> **To do**
Comb the records below for the string "Fiscal" and copy each line where it turns up.

-- START OF Data for this exercise --

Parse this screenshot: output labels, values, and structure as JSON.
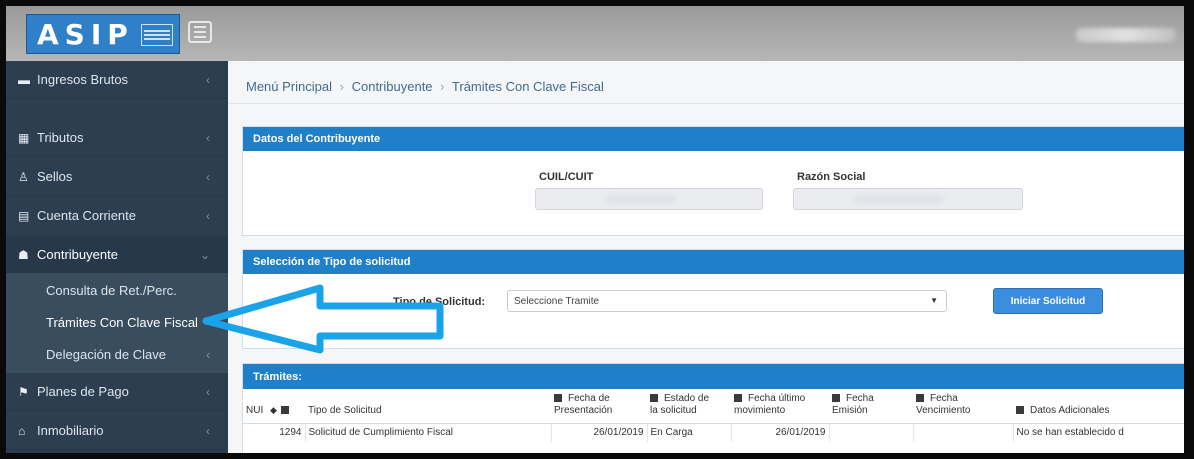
{
  "header": {
    "logo_text": "ASIP",
    "menu_toggle": "menu"
  },
  "sidebar": {
    "items": [
      {
        "icon": "▬",
        "label": "Ingresos Brutos"
      },
      {
        "icon": "▦",
        "label": "Tributos"
      },
      {
        "icon": "♙",
        "label": "Sellos"
      },
      {
        "icon": "▤",
        "label": "Cuenta Corriente"
      },
      {
        "icon": "☗",
        "label": "Contribuyente"
      },
      {
        "icon": "⚑",
        "label": "Planes de Pago"
      },
      {
        "icon": "⌂",
        "label": "Inmobiliario"
      }
    ],
    "sub_items": [
      {
        "label": "Consulta de Ret./Perc."
      },
      {
        "label": "Trámites Con Clave Fiscal"
      },
      {
        "label": "Delegación de Clave"
      }
    ],
    "chevron_left": "‹",
    "chevron_down": "⌄"
  },
  "breadcrumb": {
    "items": [
      "Menú Principal",
      "Contribuyente",
      "Trámites Con Clave Fiscal"
    ],
    "separator": "›"
  },
  "datos_panel": {
    "title": "Datos del Contribuyente",
    "cuit_label": "CUIL/CUIT",
    "razon_label": "Razón Social"
  },
  "seleccion_panel": {
    "title": "Selección de Tipo de solicitud",
    "field_label": "Tipo de Solicitud:",
    "select_value": "Seleccione Tramite",
    "button_label": "Iniciar Solicitud"
  },
  "tramites_panel": {
    "title": "Trámites:",
    "columns": [
      {
        "line1": "NUI",
        "line2": ""
      },
      {
        "line1": "",
        "line2": "Tipo de Solicitud"
      },
      {
        "line1": "Fecha de",
        "line2": "Presentación"
      },
      {
        "line1": "Estado de",
        "line2": "la solicitud"
      },
      {
        "line1": "Fecha último",
        "line2": "movimiento"
      },
      {
        "line1": "Fecha",
        "line2": "Emisión"
      },
      {
        "line1": "Fecha",
        "line2": "Vencimiento"
      },
      {
        "line1": "",
        "line2": "Datos Adicionales"
      }
    ],
    "rows": [
      {
        "nui": "1294",
        "tipo": "Solicitud de Cumplimiento Fiscal",
        "fecha_presentacion": "26/01/2019",
        "estado": "En Carga",
        "fecha_ultimo": "26/01/2019",
        "fecha_emision": "",
        "fecha_vencimiento": "",
        "datos_adicionales": "No se han establecido d"
      }
    ]
  },
  "colors": {
    "topbar": "#a8a8a8",
    "sidebar": "#2c3e50",
    "panel_header": "#1f7fc9",
    "primary_button": "#3c8dde",
    "arrow": "#1aa3e8"
  }
}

-- END OF Data for this exercise --

> **Right answer**
        "label": "Trámites Con Clave Fiscal"
      "Trámites Con Clave Fiscal"
        "tipo": "Solicitud de Cumplimiento Fiscal",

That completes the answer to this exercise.